(Stored dataset items)
——

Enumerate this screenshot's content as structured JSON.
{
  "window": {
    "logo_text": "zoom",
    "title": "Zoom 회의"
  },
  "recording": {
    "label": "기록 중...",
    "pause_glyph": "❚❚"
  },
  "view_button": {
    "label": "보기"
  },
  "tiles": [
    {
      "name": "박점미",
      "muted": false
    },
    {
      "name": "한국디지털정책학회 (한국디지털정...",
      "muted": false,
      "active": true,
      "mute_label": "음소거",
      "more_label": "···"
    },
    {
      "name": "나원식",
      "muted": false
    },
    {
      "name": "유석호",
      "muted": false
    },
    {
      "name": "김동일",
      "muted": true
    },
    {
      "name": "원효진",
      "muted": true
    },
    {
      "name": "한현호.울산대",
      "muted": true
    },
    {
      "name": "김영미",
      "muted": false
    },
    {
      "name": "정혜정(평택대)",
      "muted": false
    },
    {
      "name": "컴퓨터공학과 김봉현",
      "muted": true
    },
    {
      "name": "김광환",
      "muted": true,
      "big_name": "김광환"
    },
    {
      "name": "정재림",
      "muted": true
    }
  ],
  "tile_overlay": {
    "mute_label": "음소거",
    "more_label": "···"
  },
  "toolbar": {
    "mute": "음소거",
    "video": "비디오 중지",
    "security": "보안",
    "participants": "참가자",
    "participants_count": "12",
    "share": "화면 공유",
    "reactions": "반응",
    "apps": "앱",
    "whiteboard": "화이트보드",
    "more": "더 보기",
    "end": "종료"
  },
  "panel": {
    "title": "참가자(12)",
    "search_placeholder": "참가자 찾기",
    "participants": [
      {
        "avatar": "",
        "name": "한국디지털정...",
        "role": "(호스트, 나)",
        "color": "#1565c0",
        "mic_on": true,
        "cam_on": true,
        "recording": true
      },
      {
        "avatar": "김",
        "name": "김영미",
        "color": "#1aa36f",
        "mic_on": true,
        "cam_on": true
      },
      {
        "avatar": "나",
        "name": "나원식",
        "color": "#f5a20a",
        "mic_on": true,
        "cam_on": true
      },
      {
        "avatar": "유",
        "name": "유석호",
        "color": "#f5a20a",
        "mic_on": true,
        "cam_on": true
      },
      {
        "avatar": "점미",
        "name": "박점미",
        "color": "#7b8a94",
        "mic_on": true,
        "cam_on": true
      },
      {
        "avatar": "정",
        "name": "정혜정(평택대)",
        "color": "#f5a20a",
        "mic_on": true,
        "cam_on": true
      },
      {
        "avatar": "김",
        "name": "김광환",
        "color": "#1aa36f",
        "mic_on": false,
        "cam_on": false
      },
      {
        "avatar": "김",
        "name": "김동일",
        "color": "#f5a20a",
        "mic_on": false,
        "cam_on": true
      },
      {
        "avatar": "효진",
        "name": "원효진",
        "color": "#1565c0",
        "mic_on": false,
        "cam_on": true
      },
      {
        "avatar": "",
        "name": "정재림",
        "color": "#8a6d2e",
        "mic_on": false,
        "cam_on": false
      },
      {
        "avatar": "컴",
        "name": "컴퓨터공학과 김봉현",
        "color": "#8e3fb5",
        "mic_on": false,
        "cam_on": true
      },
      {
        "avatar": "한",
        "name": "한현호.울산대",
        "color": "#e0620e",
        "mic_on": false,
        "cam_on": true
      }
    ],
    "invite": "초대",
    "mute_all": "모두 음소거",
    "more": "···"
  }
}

——

| GIVEN TASK |
Tally the lines of the records holding the word "avatar", then state only the tally.

| COMPLETE OUTPUT |
12